_BRIEF_
From the listing below, pull out all lines with "ответе" in them.

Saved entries
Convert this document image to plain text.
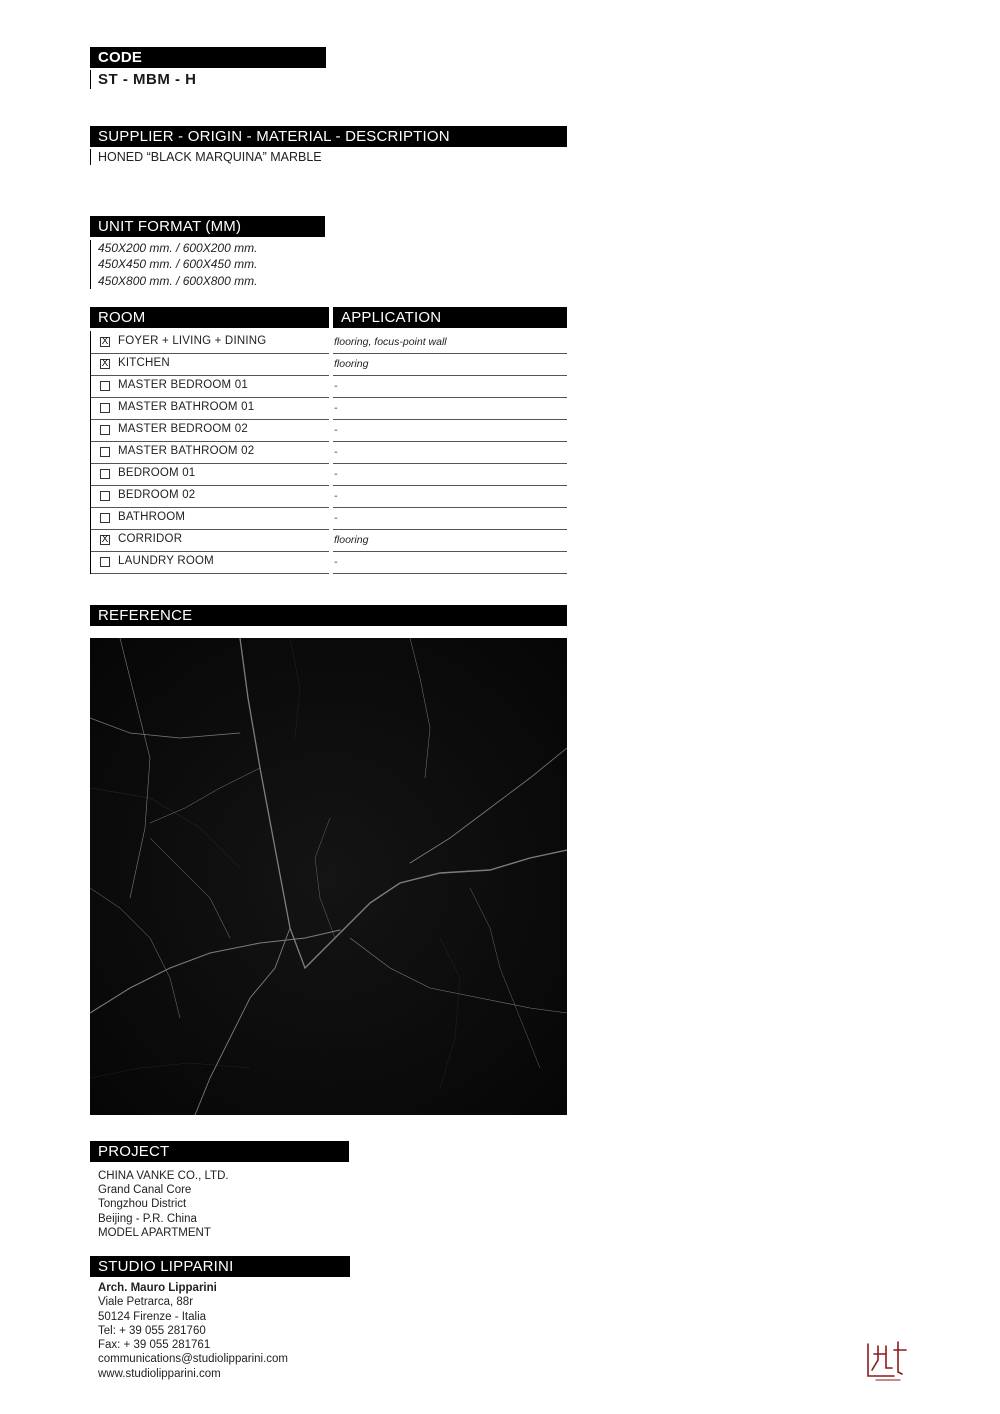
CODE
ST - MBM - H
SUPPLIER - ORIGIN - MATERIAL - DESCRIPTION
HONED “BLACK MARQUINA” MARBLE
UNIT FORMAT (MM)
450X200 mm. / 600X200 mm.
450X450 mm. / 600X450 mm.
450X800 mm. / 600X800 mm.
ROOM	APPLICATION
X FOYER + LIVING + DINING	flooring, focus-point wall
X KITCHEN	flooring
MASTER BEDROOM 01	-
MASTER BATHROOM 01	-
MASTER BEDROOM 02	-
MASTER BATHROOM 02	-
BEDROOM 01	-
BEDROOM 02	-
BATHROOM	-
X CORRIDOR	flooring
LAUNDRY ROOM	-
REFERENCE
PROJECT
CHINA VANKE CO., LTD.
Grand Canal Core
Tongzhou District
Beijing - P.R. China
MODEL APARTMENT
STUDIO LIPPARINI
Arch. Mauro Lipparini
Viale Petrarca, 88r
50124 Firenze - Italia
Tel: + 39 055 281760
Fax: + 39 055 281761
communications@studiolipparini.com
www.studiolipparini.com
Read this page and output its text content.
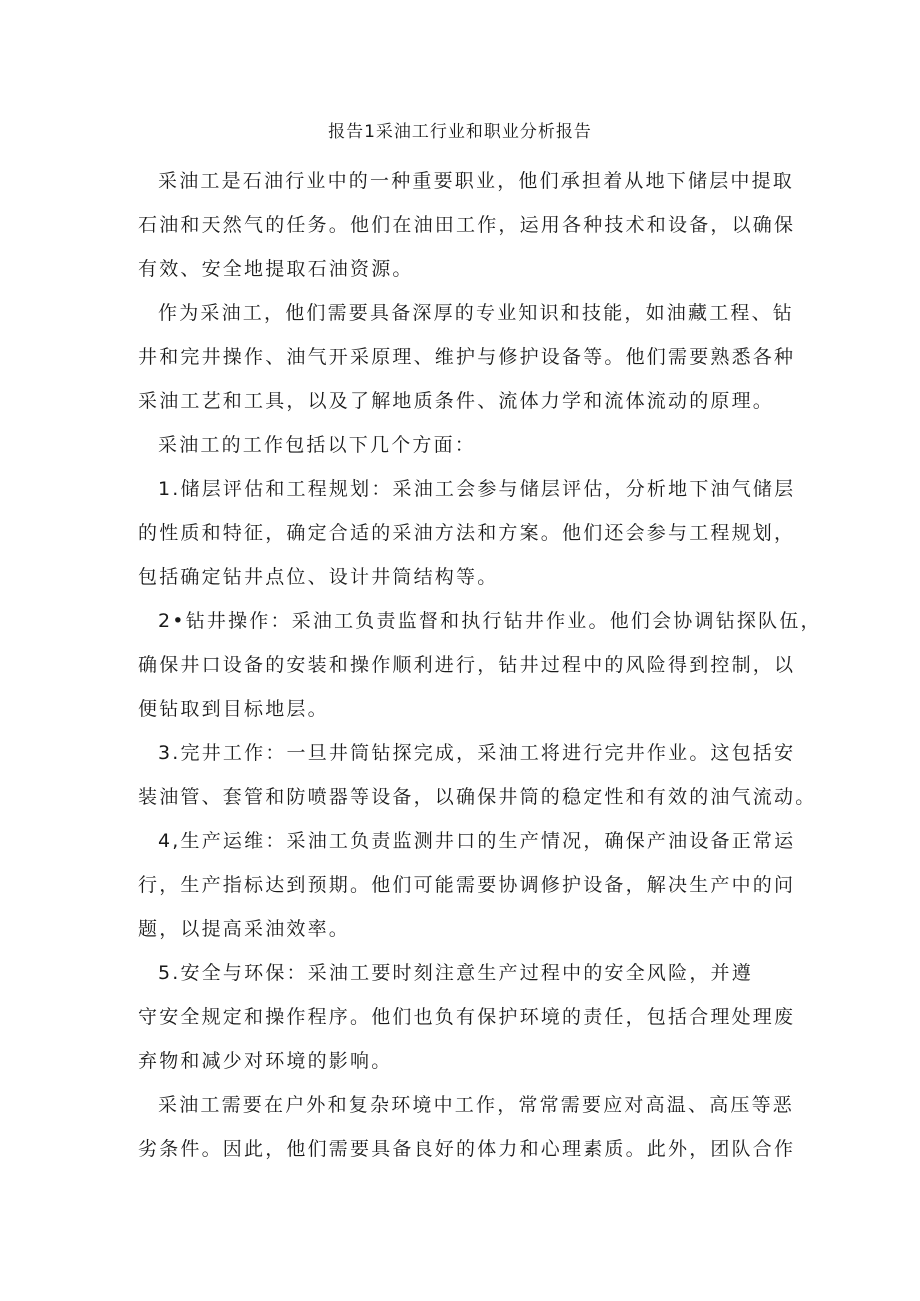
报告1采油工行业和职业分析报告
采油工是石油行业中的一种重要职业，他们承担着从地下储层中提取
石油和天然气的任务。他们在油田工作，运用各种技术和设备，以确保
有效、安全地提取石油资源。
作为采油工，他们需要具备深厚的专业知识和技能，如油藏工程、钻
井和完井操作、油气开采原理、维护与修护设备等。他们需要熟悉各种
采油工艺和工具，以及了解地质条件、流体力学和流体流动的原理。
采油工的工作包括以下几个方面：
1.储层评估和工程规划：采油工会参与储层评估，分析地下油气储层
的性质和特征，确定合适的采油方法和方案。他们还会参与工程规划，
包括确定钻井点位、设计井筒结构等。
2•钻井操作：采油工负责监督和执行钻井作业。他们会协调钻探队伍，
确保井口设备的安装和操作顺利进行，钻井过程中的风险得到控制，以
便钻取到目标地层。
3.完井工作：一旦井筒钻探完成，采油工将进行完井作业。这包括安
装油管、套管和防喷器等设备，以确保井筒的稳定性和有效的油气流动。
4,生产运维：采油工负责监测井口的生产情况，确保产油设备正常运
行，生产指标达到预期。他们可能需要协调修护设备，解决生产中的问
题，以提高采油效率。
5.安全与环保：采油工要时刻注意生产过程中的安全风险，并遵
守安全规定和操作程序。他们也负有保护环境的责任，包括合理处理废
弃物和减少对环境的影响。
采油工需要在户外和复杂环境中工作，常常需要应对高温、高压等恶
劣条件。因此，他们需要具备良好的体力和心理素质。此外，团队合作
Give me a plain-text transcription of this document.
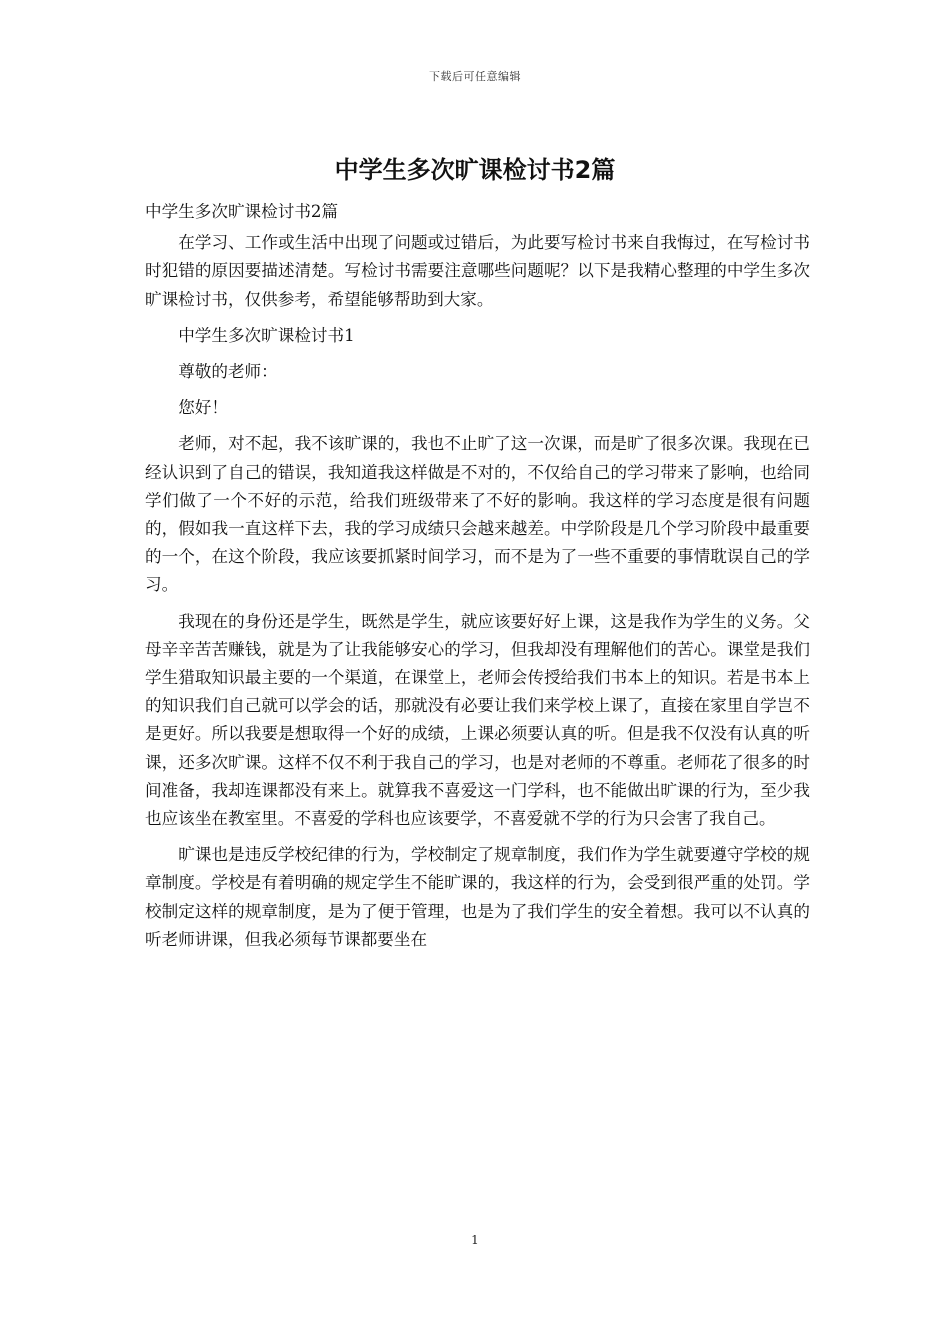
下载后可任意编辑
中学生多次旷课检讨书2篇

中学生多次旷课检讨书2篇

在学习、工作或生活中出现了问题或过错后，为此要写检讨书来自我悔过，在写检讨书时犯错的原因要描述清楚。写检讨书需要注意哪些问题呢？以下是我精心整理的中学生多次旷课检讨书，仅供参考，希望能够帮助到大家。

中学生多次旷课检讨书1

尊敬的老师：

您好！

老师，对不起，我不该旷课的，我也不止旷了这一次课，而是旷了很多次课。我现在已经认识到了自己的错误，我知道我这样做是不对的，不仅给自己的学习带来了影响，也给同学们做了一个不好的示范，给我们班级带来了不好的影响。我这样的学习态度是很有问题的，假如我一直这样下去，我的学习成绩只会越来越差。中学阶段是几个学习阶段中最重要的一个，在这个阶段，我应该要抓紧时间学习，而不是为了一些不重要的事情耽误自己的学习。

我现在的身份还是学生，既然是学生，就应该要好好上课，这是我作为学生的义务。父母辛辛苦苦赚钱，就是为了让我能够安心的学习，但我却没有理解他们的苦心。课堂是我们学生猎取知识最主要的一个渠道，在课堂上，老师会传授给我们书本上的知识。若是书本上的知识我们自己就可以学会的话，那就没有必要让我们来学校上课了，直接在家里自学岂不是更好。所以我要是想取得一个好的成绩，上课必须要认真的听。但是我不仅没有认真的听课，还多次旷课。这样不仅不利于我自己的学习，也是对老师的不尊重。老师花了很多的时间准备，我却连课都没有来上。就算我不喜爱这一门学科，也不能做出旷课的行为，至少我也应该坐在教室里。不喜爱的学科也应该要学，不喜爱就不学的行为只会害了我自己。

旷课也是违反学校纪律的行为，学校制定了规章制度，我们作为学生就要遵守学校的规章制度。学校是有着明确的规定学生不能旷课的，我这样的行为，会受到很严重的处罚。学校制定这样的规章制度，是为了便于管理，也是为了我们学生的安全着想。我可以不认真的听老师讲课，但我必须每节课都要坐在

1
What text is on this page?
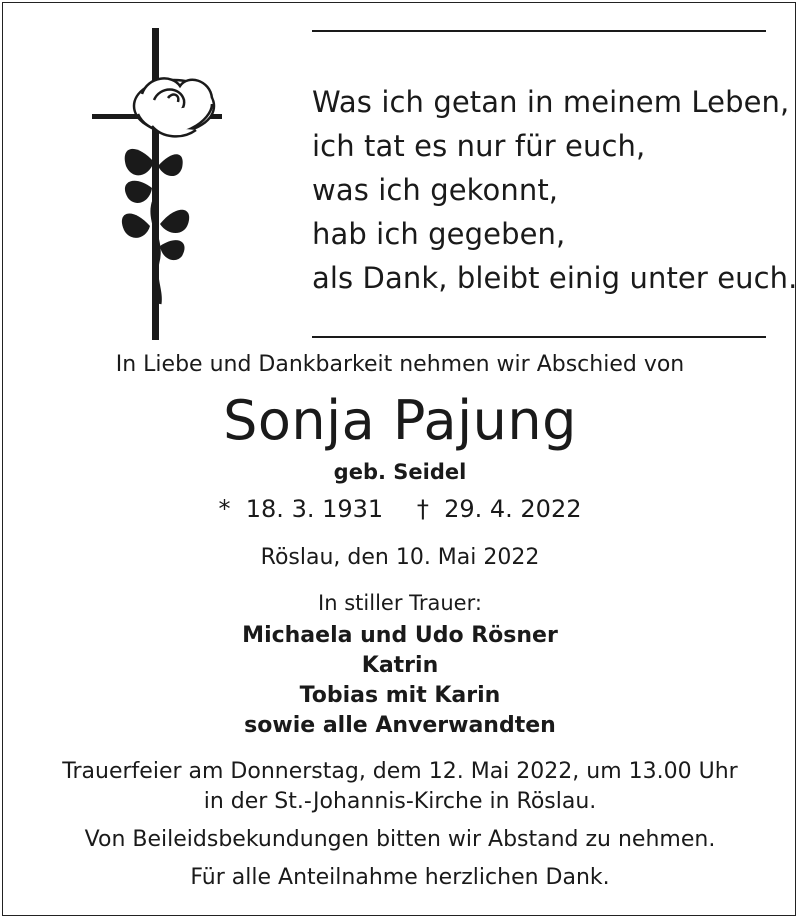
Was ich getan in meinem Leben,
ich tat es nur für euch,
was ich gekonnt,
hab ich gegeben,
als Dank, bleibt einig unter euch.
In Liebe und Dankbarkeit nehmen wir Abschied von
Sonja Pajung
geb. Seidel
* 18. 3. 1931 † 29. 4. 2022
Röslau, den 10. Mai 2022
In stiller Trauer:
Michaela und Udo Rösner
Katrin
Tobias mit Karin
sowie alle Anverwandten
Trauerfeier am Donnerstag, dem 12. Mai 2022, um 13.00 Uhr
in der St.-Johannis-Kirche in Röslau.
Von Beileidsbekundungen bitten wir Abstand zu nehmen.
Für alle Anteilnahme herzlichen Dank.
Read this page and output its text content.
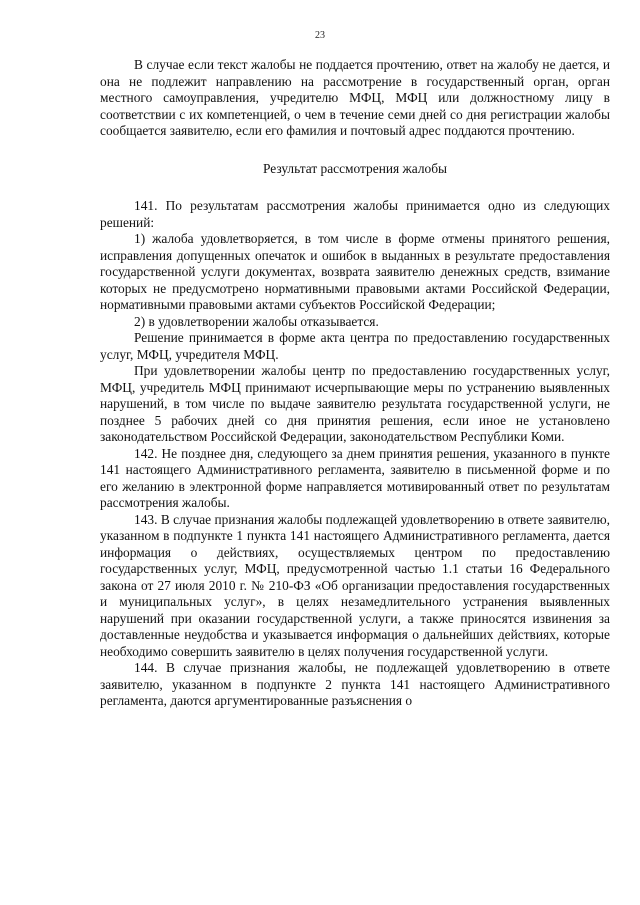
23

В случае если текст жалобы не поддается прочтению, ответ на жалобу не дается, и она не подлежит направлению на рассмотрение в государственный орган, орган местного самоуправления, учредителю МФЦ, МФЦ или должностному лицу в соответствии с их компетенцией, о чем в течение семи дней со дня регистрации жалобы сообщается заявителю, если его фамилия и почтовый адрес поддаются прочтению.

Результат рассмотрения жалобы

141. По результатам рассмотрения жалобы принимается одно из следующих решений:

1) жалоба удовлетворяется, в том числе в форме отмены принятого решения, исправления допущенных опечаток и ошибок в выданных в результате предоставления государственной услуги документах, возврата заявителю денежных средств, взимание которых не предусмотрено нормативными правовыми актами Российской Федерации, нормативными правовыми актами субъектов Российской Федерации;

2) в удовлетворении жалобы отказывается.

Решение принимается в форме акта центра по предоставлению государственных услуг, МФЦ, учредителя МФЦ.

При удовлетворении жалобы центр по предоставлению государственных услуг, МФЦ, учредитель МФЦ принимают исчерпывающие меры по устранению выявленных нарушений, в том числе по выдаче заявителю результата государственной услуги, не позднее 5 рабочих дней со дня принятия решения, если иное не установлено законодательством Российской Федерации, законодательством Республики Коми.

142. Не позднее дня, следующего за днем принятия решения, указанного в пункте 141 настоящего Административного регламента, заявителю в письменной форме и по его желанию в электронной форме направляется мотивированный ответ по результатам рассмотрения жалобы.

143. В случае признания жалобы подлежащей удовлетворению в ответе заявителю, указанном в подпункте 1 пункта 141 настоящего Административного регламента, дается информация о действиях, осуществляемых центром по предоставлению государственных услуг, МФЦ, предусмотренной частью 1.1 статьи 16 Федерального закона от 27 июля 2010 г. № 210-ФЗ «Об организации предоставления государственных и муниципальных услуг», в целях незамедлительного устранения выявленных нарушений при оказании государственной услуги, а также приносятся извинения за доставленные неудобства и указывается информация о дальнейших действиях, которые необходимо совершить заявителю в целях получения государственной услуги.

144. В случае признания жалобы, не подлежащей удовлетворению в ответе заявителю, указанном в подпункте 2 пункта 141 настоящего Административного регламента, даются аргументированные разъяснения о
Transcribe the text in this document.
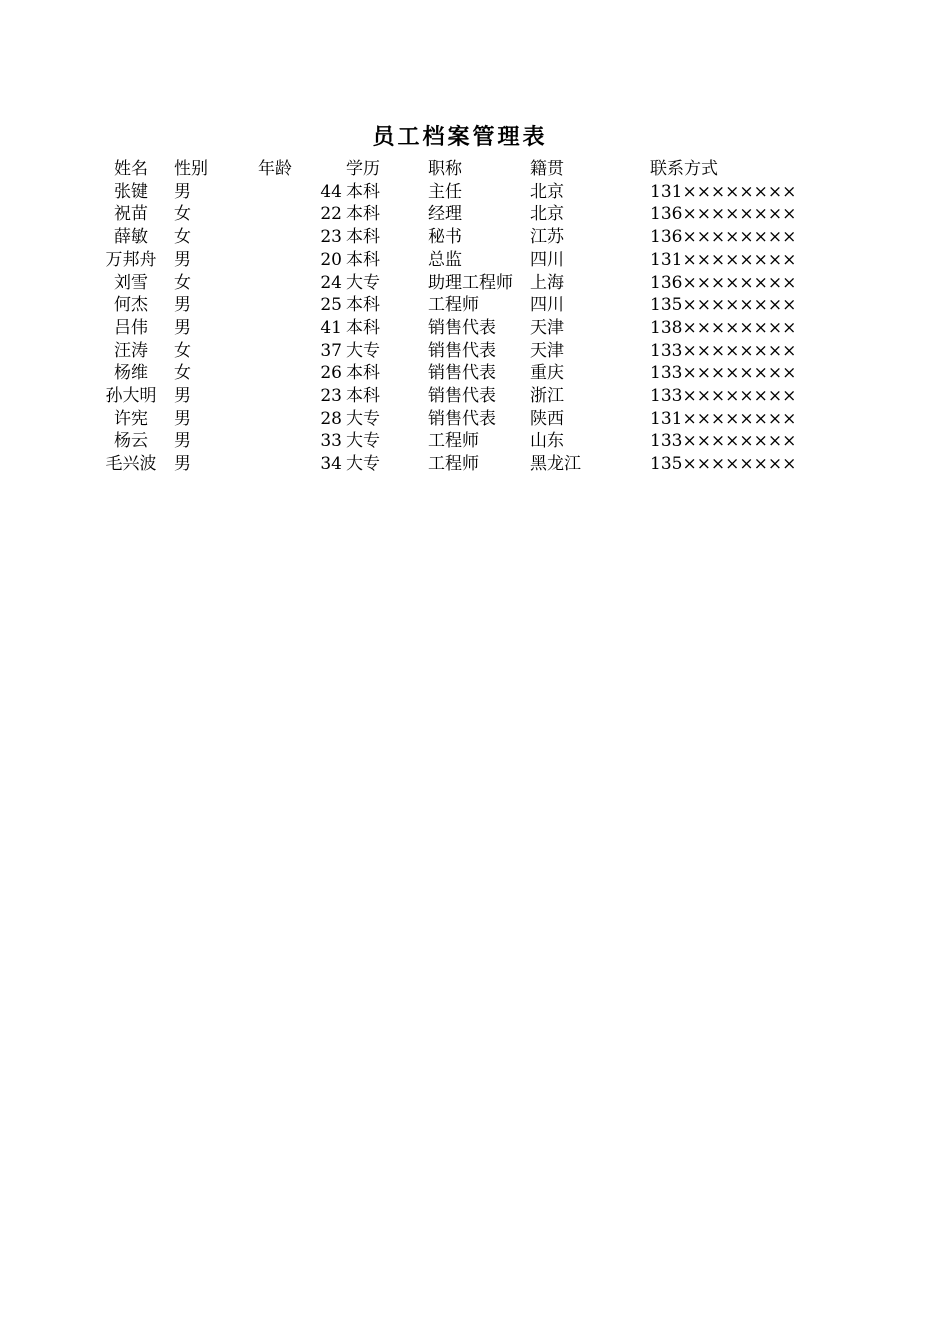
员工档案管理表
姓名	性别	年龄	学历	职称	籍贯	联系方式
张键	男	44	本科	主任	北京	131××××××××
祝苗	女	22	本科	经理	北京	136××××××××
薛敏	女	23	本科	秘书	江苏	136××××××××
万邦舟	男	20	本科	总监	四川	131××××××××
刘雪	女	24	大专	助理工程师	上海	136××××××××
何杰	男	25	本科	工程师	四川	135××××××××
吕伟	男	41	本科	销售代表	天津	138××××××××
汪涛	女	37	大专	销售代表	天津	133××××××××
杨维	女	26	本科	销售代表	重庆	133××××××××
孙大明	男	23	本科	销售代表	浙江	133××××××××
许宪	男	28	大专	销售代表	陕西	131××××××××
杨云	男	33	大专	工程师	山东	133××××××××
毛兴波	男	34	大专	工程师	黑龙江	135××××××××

_CORRECT ANSWER_
143. В случае признания жалобы подлежащей удовлетворению в ответе заявителю, указанном в подпункте 1 пункта 141 настоящего Административного регламента, дается информация о действиях, осуществляемых центром по предоставлению государственных услуг, МФЦ, предусмотренной частью 1.1 статьи 16 Федерального закона от 27 июля 2010 г. № 210-ФЗ «Об организации предоставления государственных и муниципальных услуг», в целях незамедлительного устранения выявленных нарушений при оказании государственной услуги, а также приносятся извинения за доставленные неудобства и указывается информация о дальнейших действиях, которые необходимо совершить заявителю в целях получения государственной услуги.
144. В случае признания жалобы, не подлежащей удовлетворению в ответе заявителю, указанном в подпункте 2 пункта 141 настоящего Административного регламента, даются аргументированные разъяснения о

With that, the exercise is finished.